* **Problem**: Omit images. Retype all entries verbatim.
-- Begin Data provided --
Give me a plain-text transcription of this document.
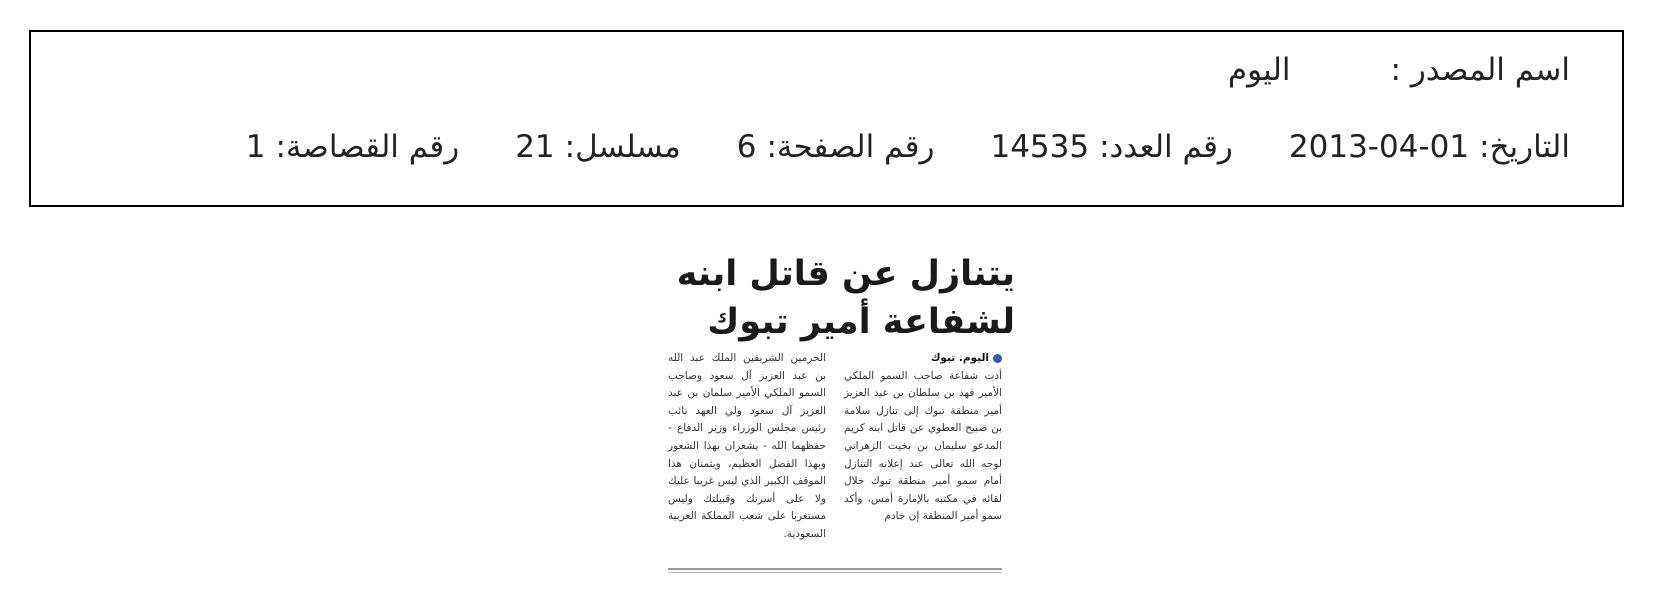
اسم المصدر :
اليوم
التاريخ:
2013-04-01
رقم العدد:
14535
رقم الصفحة:
6
مسلسل:
21
رقم القصاصة:
1
يتنازل عن قاتل ابنه
لشفاعة أمير تبوك
اليوم. تبوك
أدت شفاعة صاحب السمو الملكي الأمير فهد بن سلطان بن عبد العزيز أمير منطقة تبوك إلى تنازل سلامة بن صبيح العطوي عن قاتل ابنه كريم المدعو سليمان بن بخيت الزهراني لوجه الله تعالى عند إعلانه التنازل أمام سمو أمير منطقة تبوك خلال لقائه في مكتبه بالإمارة أمس، وأكد سمو أمير المنطقة إن خادم
الحرمين الشريفين الملك عبد الله بن عبد العزيز آل سعود وصاحب السمو الملكي الأمير سلمان بن عبد العزيز آل سعود ولي العهد نائب رئيس مجلس الوزراء وزير الدفاع - حفظهما الله - يشعران بهذا الشعور وبهذا الفضل العظيم، ويثمنان هذا الموقف الكبير الذي ليس غريبا عليك ولا على أسرتك وقبيلتك وليس مستغربا على شعب المملكة العربية السعودية.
-- End Data provided --
* **Response to the exercise**:
Give me a plain-text transcription of this document.
اسم المصدر :
اليوم
التاريخ:
2013-04-01
رقم العدد:
14535
رقم الصفحة:
6
مسلسل:
21
رقم القصاصة:
1
يتنازل عن قاتل ابنه
لشفاعة أمير تبوك
اليوم. تبوك
أدت شفاعة صاحب السمو الملكي الأمير فهد بن سلطان بن عبد العزيز أمير منطقة تبوك إلى تنازل سلامة بن صبيح العطوي عن قاتل ابنه كريم المدعو سليمان بن بخيت الزهراني لوجه الله تعالى عند إعلانه التنازل أمام سمو أمير منطقة تبوك خلال لقائه في مكتبه بالإمارة أمس، وأكد سمو أمير المنطقة إن خادم
الحرمين الشريفين الملك عبد الله بن عبد العزيز آل سعود وصاحب السمو الملكي الأمير سلمان بن عبد العزيز آل سعود ولي العهد نائب رئيس مجلس الوزراء وزير الدفاع - حفظهما الله - يشعران بهذا الشعور وبهذا الفضل العظيم، ويثمنان هذا الموقف الكبير الذي ليس غريبا عليك ولا على أسرتك وقبيلتك وليس مستغربا على شعب المملكة العربية السعودية.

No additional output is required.